## WHAT IS ASKED
Copy every line of the listing below, word for word and in the same order.

## INFORMATION PROVIDED
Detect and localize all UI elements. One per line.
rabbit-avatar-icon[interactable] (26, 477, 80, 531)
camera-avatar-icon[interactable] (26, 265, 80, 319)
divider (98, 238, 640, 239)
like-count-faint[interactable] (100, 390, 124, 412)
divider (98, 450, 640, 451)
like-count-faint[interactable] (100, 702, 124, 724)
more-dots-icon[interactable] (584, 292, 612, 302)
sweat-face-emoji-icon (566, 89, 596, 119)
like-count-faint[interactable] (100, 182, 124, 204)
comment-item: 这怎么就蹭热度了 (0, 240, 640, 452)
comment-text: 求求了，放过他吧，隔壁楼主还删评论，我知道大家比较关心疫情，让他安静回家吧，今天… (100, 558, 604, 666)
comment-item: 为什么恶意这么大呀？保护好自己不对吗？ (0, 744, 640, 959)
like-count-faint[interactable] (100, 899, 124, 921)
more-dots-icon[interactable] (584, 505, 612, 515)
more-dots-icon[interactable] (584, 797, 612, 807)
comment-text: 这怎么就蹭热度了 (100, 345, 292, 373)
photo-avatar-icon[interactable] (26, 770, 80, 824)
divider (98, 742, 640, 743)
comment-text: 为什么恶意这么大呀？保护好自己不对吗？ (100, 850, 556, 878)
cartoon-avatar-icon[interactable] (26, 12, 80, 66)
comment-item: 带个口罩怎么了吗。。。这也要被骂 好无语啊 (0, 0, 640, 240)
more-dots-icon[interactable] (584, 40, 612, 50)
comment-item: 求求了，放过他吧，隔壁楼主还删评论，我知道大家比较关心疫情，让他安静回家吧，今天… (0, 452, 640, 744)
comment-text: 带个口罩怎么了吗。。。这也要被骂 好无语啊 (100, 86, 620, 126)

## FULL RESPONSE
Detect and localize all UI elements. One per line.
rabbit-avatar-icon[interactable] (26, 477, 80, 531)
camera-avatar-icon[interactable] (26, 265, 80, 319)
divider (98, 238, 640, 239)
like-count-faint[interactable] (100, 390, 124, 412)
divider (98, 450, 640, 451)
like-count-faint[interactable] (100, 702, 124, 724)
more-dots-icon[interactable] (584, 292, 612, 302)
sweat-face-emoji-icon (566, 89, 596, 119)
like-count-faint[interactable] (100, 182, 124, 204)
comment-item: 这怎么就蹭热度了 (0, 240, 640, 452)
comment-text: 求求了，放过他吧，隔壁楼主还删评论，我知道大家比较关心疫情，让他安静回家吧，今天… (100, 558, 604, 666)
comment-item: 为什么恶意这么大呀？保护好自己不对吗？ (0, 744, 640, 959)
like-count-faint[interactable] (100, 899, 124, 921)
more-dots-icon[interactable] (584, 505, 612, 515)
more-dots-icon[interactable] (584, 797, 612, 807)
comment-text: 这怎么就蹭热度了 (100, 345, 292, 373)
photo-avatar-icon[interactable] (26, 770, 80, 824)
divider (98, 742, 640, 743)
comment-text: 为什么恶意这么大呀？保护好自己不对吗？ (100, 850, 556, 878)
cartoon-avatar-icon[interactable] (26, 12, 80, 66)
comment-item: 带个口罩怎么了吗。。。这也要被骂 好无语啊 (0, 0, 640, 240)
more-dots-icon[interactable] (584, 40, 612, 50)
comment-item: 求求了，放过他吧，隔壁楼主还删评论，我知道大家比较关心疫情，让他安静回家吧，今天… (0, 452, 640, 744)
comment-text: 带个口罩怎么了吗。。。这也要被骂 好无语啊 (100, 86, 620, 126)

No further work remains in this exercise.